# What the exercise asks
Report the count of lines containing the word "https" in the entries below, and nothing more.

Stored dataset items:
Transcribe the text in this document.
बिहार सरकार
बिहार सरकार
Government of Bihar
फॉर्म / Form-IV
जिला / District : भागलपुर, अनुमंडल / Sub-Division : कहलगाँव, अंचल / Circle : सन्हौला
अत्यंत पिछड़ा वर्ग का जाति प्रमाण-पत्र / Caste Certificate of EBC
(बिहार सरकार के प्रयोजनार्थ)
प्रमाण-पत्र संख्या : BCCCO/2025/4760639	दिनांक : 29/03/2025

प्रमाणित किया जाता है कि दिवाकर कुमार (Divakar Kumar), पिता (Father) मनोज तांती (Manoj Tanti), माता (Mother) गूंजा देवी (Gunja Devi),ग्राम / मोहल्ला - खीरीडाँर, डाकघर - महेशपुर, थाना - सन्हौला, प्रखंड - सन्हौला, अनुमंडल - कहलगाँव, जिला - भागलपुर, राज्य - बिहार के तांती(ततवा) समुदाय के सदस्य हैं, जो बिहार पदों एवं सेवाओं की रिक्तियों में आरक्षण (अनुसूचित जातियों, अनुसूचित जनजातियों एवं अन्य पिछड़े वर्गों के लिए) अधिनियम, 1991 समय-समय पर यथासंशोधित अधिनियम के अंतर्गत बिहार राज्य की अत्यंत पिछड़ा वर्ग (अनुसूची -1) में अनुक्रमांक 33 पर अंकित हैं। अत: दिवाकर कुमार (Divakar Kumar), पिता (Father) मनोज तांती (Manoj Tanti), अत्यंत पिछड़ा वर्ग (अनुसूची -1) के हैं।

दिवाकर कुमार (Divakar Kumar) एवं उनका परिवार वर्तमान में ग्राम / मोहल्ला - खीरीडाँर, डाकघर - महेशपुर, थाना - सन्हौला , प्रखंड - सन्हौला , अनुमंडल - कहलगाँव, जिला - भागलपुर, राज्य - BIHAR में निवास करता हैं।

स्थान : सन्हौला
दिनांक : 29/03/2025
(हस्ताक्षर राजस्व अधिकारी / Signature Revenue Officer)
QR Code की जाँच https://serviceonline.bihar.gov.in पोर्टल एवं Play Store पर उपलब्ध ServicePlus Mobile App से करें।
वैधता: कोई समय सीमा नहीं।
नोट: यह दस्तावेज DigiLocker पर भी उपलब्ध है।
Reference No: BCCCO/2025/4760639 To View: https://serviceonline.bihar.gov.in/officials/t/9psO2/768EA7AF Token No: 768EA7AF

# Result of the exercise
2